Ejercicio breve 1
Contesta según el texto sobre Manolete:
(a) ¿De qué color se le volvía la tierra?
(b) ¿A qué se parecían los toros de sus faenas?
(c) ¿Qué pasaba entre sus muslos sin tocarlos?
Ejercicio breve 2
Del texto sobre Manolete, pasa a una lista breve el párrafo que empieza con "Manolete vivió una vida diferente" y conserva sus datos principales.
Ejercicio breve 3
Imprime sin cambios el tramo del texto sobre Manolete que va desde "Manolete vivió una" hasta "todo menos estocadas.".

José Cueli
Manolete, más allá del toreo

Manolete vivió una vida diferente a la del resto de los mortales. Una vida-muerte que lo llevaba a torear estando muerto. Toreo que era sólo un diferir a muerte paso a paso, pase a pase. Mientras, la tierra se le tornaba azul y el cielo tan anaranjado como el sol o incluso negro. A medida que realizaba sus faenas, las verónicas ya no eran verónicas, los pases naturales no eran pases naturales y las estocadas a volapié eran todo menos estocadas.

Las faenas (muerte y garra) eran a toros que semejaban las fuerzas brutas de la naturaleza incontrolada. Fuerzas en las que no moría, al estar ya muerto, al saber que era imposible vencer a la muerte. Es más, no le importaba vencerla. Sus lances desmayados y el cuerpo y los brazos de una finura que lo acercaban a la lúgubre frontera de la llama caliente. Maleficio de muerte, magia que se volvía vida al pasar los pitones de los toros entre sus muslos sin tocarlos...

Listados de elementos y sus recuadros:
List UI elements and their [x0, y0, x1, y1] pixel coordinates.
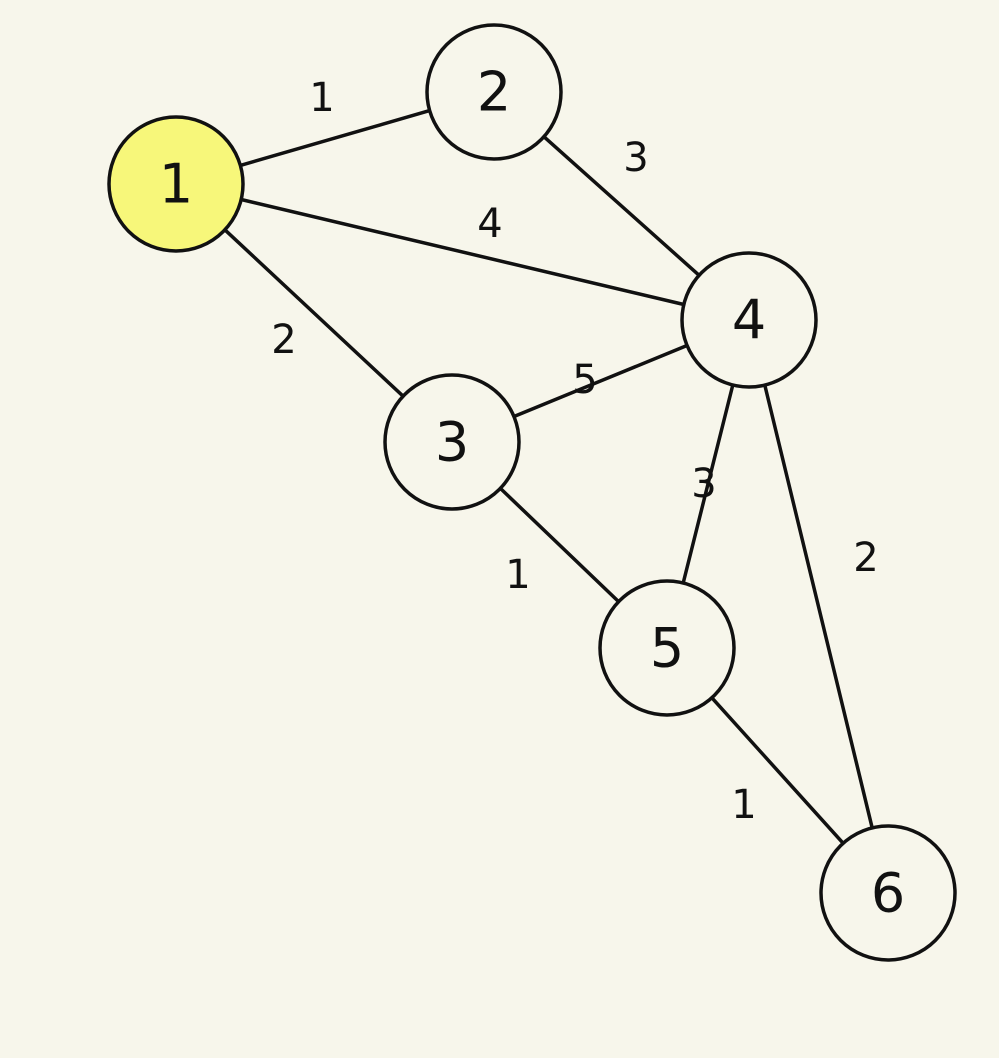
node-3: 3	[383, 373, 521, 511]
node-circle	[819, 824, 957, 962]
edge-weight-1-4: 4	[477, 201, 502, 247]
node-circle	[425, 23, 563, 161]
node-circle	[383, 373, 521, 511]
node-2: 2	[425, 23, 563, 161]
node-circle	[598, 579, 736, 717]
node-label: 2	[477, 61, 511, 124]
edge-3-4	[512, 343, 689, 419]
edge-5-6	[710, 696, 845, 845]
edge-1-3	[223, 228, 405, 398]
edge-weight-3-5: 1	[505, 552, 530, 598]
edge-weight-4-6: 2	[853, 535, 878, 581]
nodes-layer: 1 2 3 4 5 6	[107, 23, 957, 962]
node-1: 1	[107, 115, 245, 253]
node-label: 3	[435, 411, 469, 474]
edges-layer	[223, 108, 874, 845]
edge-4-6	[763, 383, 874, 830]
node-4: 4	[680, 251, 818, 389]
edge-1-4	[239, 197, 686, 307]
edge-weight-5-6: 1	[731, 782, 756, 828]
edge-3-5	[498, 486, 621, 604]
edge-2-4	[542, 134, 701, 278]
edge-weight-1-3: 2	[271, 317, 296, 363]
edge-weight-2-4: 3	[623, 135, 648, 181]
edge-weight-1-2: 1	[309, 75, 334, 121]
node-6: 6	[819, 824, 957, 962]
node-label: 4	[732, 289, 766, 352]
edge-weight-4-5: 3	[691, 461, 716, 507]
edge-weight-3-4: 5	[572, 357, 597, 403]
node-label: 5	[650, 617, 684, 680]
edge-weights-layer: 1 4 2 3 5 1 3 2 1	[271, 75, 878, 828]
edge-1-2	[238, 108, 432, 168]
node-circle	[680, 251, 818, 389]
node-label: 1	[159, 153, 193, 216]
node-5: 5	[598, 579, 736, 717]
highlighted-node-circle	[107, 115, 245, 253]
node-label: 6	[871, 862, 905, 925]
edge-4-5	[681, 383, 735, 585]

Respuesta esperada 1
(a) Azul.
(b) A las fuerzas brutas de la naturaleza incontrolada.
(c) Los pitones de los toros.

Respuesta esperada 2
- Manolete vivió una vida distinta a la de los demás mortales.
- Era una vida-muerte que lo llevaba a torear estando muerto.
- Su toreo era solo ir difiriendo la muerte paso a paso, pase a pase.
- Mientras tanto, la tierra se le volvía azul y el cielo se ponía anaranjado como el sol, o incluso negro.
- En sus faenas, las verónicas, los pases naturales y las estocadas a volapié dejaban de ser lo que eran.

Respuesta esperada 3
Manolete vivió una vida diferente a la del resto de los mortales. Una vida-muerte que lo llevaba a torear estando muerto. Toreo que era sólo un diferir a muerte paso a paso, pase a pase. Mientras, la tierra se le tornaba azul y el cielo tan anaranjado como el sol o incluso negro. A medida que realizaba sus faenas, las verónicas ya no eran verónicas, los pases naturales no eran pases naturales y las estocadas a volapié eran todo menos estocadas.